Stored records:
>> begin

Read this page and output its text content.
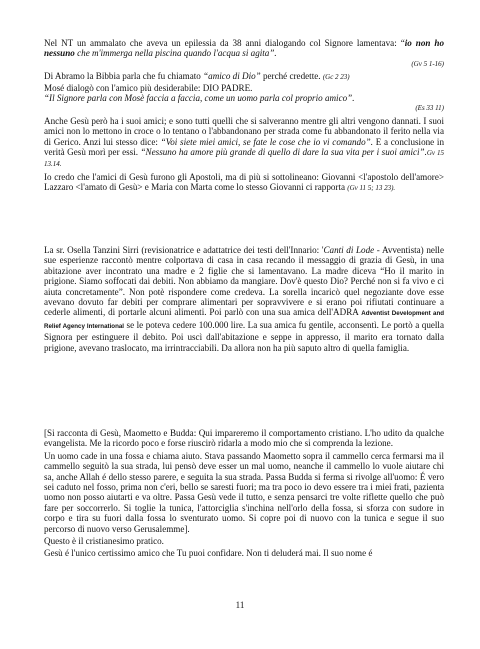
Nel NT un ammalato che aveva un epilessia da 38 anni dialogando col Signore lamentava: “io non ho nessuno che m'immerga nella piscina quando l'acqua si agita”.
(Gv 5 1-16)

Di Abramo la Bibbia parla che fu chiamato “amico di Dio” perché credette. (Gc 2 23)
Mosé dialogò con l'amico più desiderabile: DIO PADRE.
“Il Signore parla con Mosè faccia a faccia, come un uomo parla col proprio amico”.
(Es 33 11)

Anche Gesù però ha i suoi amici; e sono tutti quelli che si salveranno mentre gli altri vengono dannati. I suoi amici non lo mettono in croce o lo tentano o l'abbandonano per strada come fu abbandonato il ferito nella via di Gerico. Anzi lui stesso dice: “Voi siete miei amici, se fate le cose che io vi comando”. E a conclusione in verità Gesù morì per essi. “Nessuno ha amore più grande di quello di dare la sua vita per i suoi amici”.Gv 15 13.14.

Io credo che l'amici di Gesù furono gli Apostoli, ma di più si sottolineano: Giovanni <l'apostolo dell'amore> Lazzaro <l'amato di Gesù> e Maria con Marta come lo stesso Giovanni ci rapporta (Gv 11 5; 13 23).

La sr. Osella Tanzini Sirri (revisionatrice e adattatrice dei testi dell'Innario: 'Canti di Lode - Avventista) nelle sue esperienze raccontò mentre colportava di casa in casa recando il messaggio di grazia di Gesù, in una abitazione aver incontrato una madre e 2 figlie che si lamentavano. La madre diceva “Ho il marito in prigione. Siamo soffocati dai debiti. Non abbiamo da mangiare. Dov'è questo Dio? Perché non si fa vivo e ci aiuta concretamente”. Non potè rispondere come credeva. La sorella incaricò quel negoziante dove esse avevano dovuto far debiti per comprare alimentari per sopravvivere e si erano poi rifiutati continuare a cederle alimenti, di portarle alcuni alimenti. Poi parlò con una sua amica dell'ADRA Adventist Development and Relief Agency International se le poteva cedere 100.000 lire. La sua amica fu gentile, acconsentì. Le portò a quella Signora per estinguere il debito. Poi uscì dall'abitazione e seppe in appresso, il marito era tornato dalla prigione, avevano traslocato, ma irrintracciabili. Da allora non ha più saputo altro di quella famiglia.

[Si racconta di Gesù, Maometto e Budda: Qui impareremo il comportamento cristiano. L'ho udito da qualche evangelista. Me la ricordo poco e forse riuscirò ridarla a modo mio che si comprenda la lezione.

Un uomo cade in una fossa e chiama aiuto. Stava passando Maometto sopra il cammello cerca fermarsi ma il cammello seguitò la sua strada, lui pensò deve esser un mal uomo, neanche il cammello lo vuole aiutare chi sa, anche Allah é dello stesso parere, e seguita la sua strada. Passa Budda si ferma si rivolge all'uomo: É vero sei caduto nel fosso, prima non c'eri, bello se saresti fuori; ma tra poco io devo essere tra i miei frati, pazienta uomo non posso aiutarti e va oltre. Passa Gesù vede il tutto, e senza pensarci tre volte riflette quello che può fare per soccorrerlo. Si toglie la tunica, l'attorciglia s'inchina nell'orlo della fossa, si sforza con sudore in corpo e tira su fuori dalla fossa lo sventurato uomo. Si copre poi di nuovo con la tunica e segue il suo percorso di nuovo verso Gerusalemme].

Questo è il cristianesimo pratico.

Gesù é l'unico certissimo amico che Tu puoi confidare. Non ti deluderá mai. Il suo nome é

11
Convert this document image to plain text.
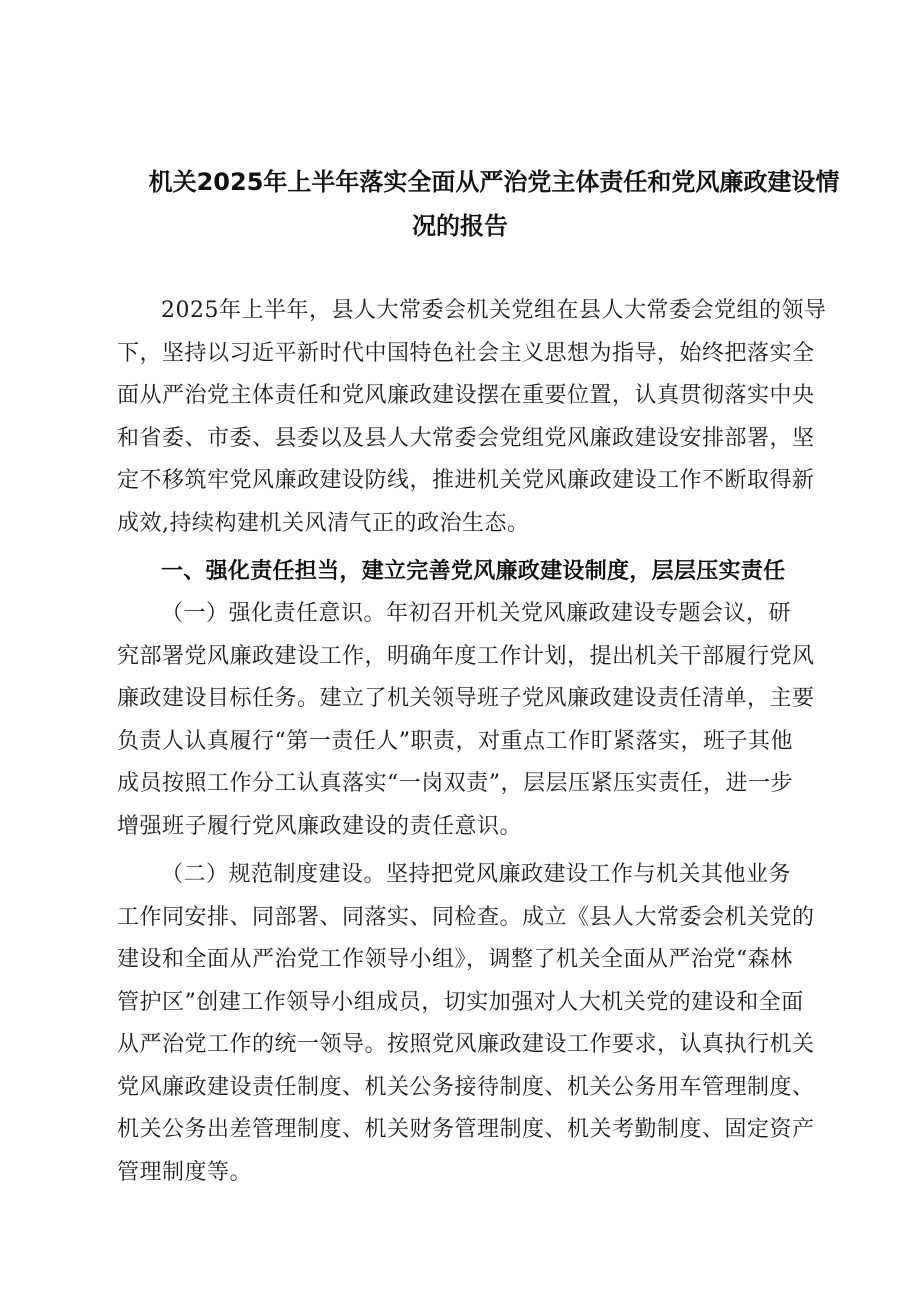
机关2025年上半年落实全面从严治党主体责任和党风廉政建设情
况的报告

2025年上半年，县人大常委会机关党组在县人大常委会党组的领导
下，坚持以习近平新时代中国特色社会主义思想为指导，始终把落实全
面从严治党主体责任和党风廉政建设摆在重要位置，认真贯彻落实中央
和省委、市委、县委以及县人大常委会党组党风廉政建设安排部署，坚
定不移筑牢党风廉政建设防线，推进机关党风廉政建设工作不断取得新
成效,持续构建机关风清气正的政治生态。

一、强化责任担当，建立完善党风廉政建设制度，层层压实责任

（一）强化责任意识。年初召开机关党风廉政建设专题会议，研
究部署党风廉政建设工作，明确年度工作计划，提出机关干部履行党风
廉政建设目标任务。建立了机关领导班子党风廉政建设责任清单，主要
负责人认真履行“第一责任人”职责，对重点工作盯紧落实，班子其他
成员按照工作分工认真落实“一岗双责”，层层压紧压实责任，进一步
增强班子履行党风廉政建设的责任意识。

（二）规范制度建设。坚持把党风廉政建设工作与机关其他业务
工作同安排、同部署、同落实、同检查。成立《县人大常委会机关党的
建设和全面从严治党工作领导小组》，调整了机关全面从严治党“森林
管护区”创建工作领导小组成员，切实加强对人大机关党的建设和全面
从严治党工作的统一领导。按照党风廉政建设工作要求，认真执行机关
党风廉政建设责任制度、机关公务接待制度、机关公务用车管理制度、
机关公务出差管理制度、机关财务管理制度、机关考勤制度、固定资产
管理制度等。
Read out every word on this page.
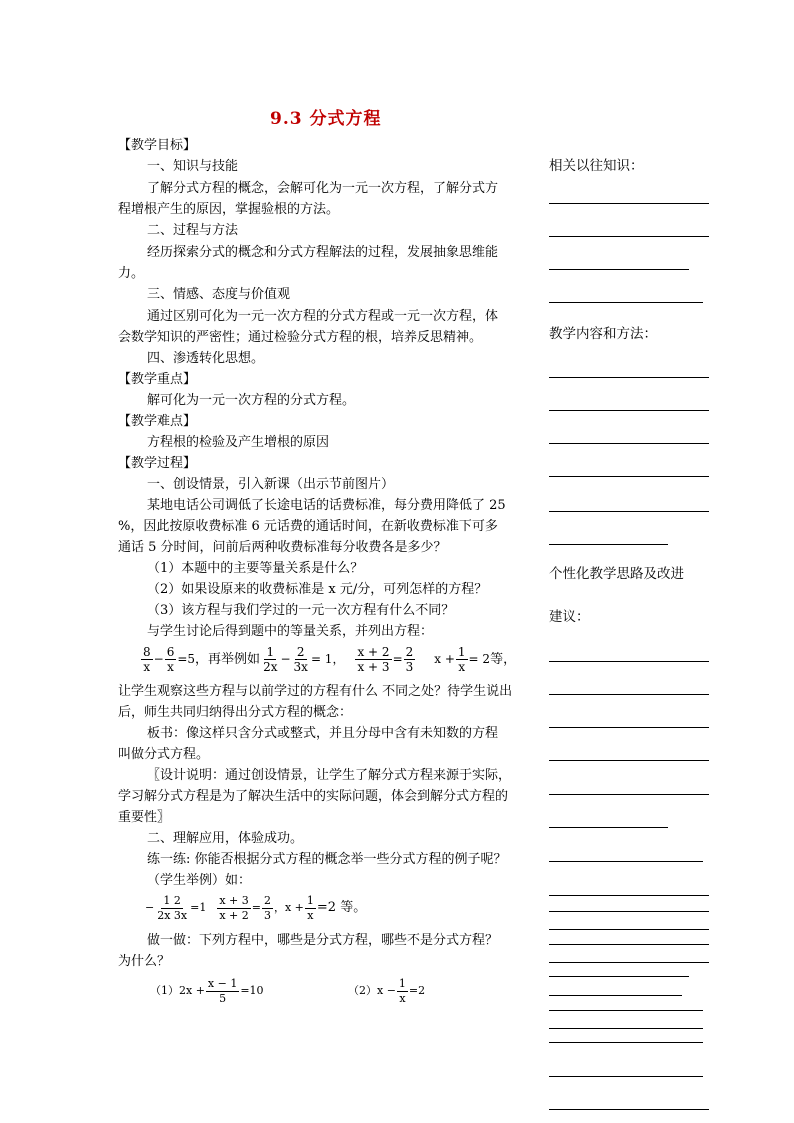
9.3 分式方程
【教学目标】
一、知识与技能
了解分式方程的概念，会解可化为一元一次方程，了解分式方
程增根产生的原因，掌握验根的方法。
二、过程与方法
经历探索分式的概念和分式方程解法的过程，发展抽象思维能
力。
三、情感、态度与价值观
通过区别可化为一元一次方程的分式方程或一元一次方程，体
会数学知识的严密性；通过检验分式方程的根，培养反思精神。
四、渗透转化思想。
【教学重点】
解可化为一元一次方程的分式方程。
【教学难点】
方程根的检验及产生增根的原因
【教学过程】
一、创设情景，引入新课（出示节前图片）
某地电话公司调低了长途电话的话费标准，每分费用降低了 25
%，因此按原收费标准 6 元话费的通话时间，在新收费标准下可多
通话 5 分时间，问前后两种收费标准每分收费各是多少？
（1）本题中的主要等量关系是什么？
（2）如果设原来的收费标准是 x 元/分，可列怎样的方程？
（3）该方程与我们学过的一元一次方程有什么不同？
与学生讨论后得到题中的等量关系，并列出方程：
$\frac{8}{x} - \frac{6}{x} =5$，再举例如 $\frac{1}{2x} - \frac{2}{3x} = 1$， $\frac{x + 2}{x + 3} = \frac{2}{3}$ $x + \frac{1}{x} = 2$等，
让学生观察这些方程与以前学过的方程有什么 不同之处？待学生说出
后，师生共同归纳得出分式方程的概念：
板书：像这样只含分式或整式，并且分母中含有未知数的方程
叫做分式方程。
〖设计说明：通过创设情景，让学生了解分式方程来源于实际，
学习解分式方程是为了解决生活中的实际问题，体会到解分式方程的
重要性〗
二、理解应用，体验成功。
练一练: 你能否根据分式方程的概念举一些分式方程的例子呢？
（学生举例）如：
− $\frac{1 2}{2x 3x} =1 \frac{x + 3}{x + 2} = \frac{2}{3}$ ，$x + \frac{1}{x} =2$ 等。
做一做：下列方程中，哪些是分式方程，哪些不是分式方程？
为什么？
$(1)2x + \frac{x - 1}{5} =10$	$(2)x - \frac{1}{x} =2$
相关以往知识：
教学内容和方法：
个性化教学思路及改进
建议：
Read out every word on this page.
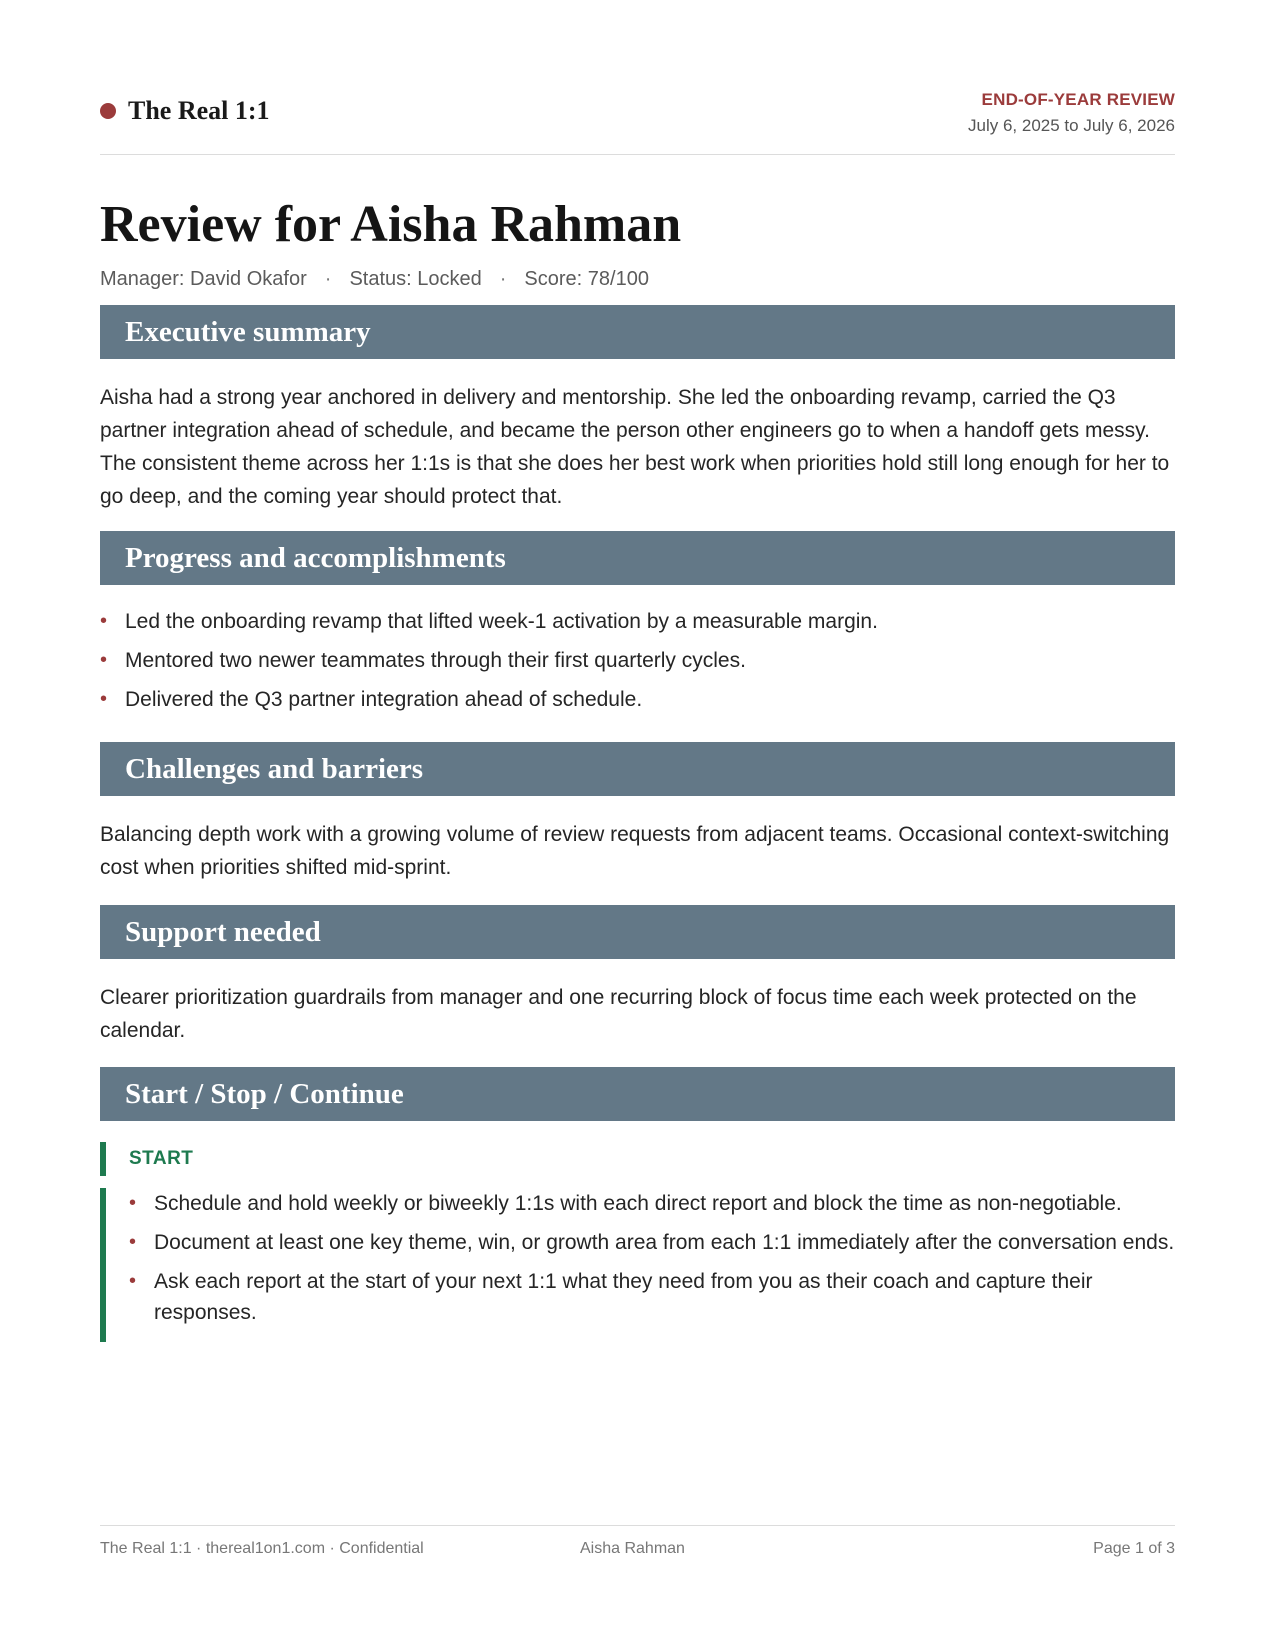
The Real 1:1	END-OF-YEAR REVIEW
July 6, 2025 to July 6, 2026
Review for Aisha Rahman
Manager: David Okafor · Status: Locked · Score: 78/100
Executive summary

Aisha had a strong year anchored in delivery and mentorship. She led the onboarding revamp, carried the Q3 partner integration ahead of schedule, and became the person other engineers go to when a handoff gets messy. The consistent theme across her 1:1s is that she does her best work when priorities hold still long enough for her to go deep, and the coming year should protect that.

Progress and accomplishments
• Led the onboarding revamp that lifted week-1 activation by a measurable margin.
• Mentored two newer teammates through their first quarterly cycles.
• Delivered the Q3 partner integration ahead of schedule.
Challenges and barriers

Balancing depth work with a growing volume of review requests from adjacent teams. Occasional context-switching cost when priorities shifted mid-sprint.

Support needed

Clearer prioritization guardrails from manager and one recurring block of focus time each week protected on the calendar.

Start / Stop / Continue
START
• Schedule and hold weekly or biweekly 1:1s with each direct report and block the time as non-negotiable.
• Document at least one key theme, win, or growth area from each 1:1 immediately after the conversation ends.
• Ask each report at the start of your next 1:1 what they need from you as their coach and capture their responses.
The Real 1:1 · thereal1on1.com · Confidential	Aisha Rahman	Page 1 of 3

>> end

Problem to solve = Copy out every line of the listing that contains the string "frac".

Solution =
$\frac{8}{x} - \frac{6}{x} =5$，再举例如 $\frac{1}{2x} - \frac{2}{3x} = 1$， $\frac{x + 2}{x + 3} = \frac{2}{3}$ $x + \frac{1}{x} = 2$等，
− $\frac{1 2}{2x 3x} =1 \frac{x + 3}{x + 2} = \frac{2}{3}$ ，$x + \frac{1}{x} =2$ 等。
$(1)2x + \frac{x - 1}{5} =10$	$(2)x - \frac{1}{x} =2$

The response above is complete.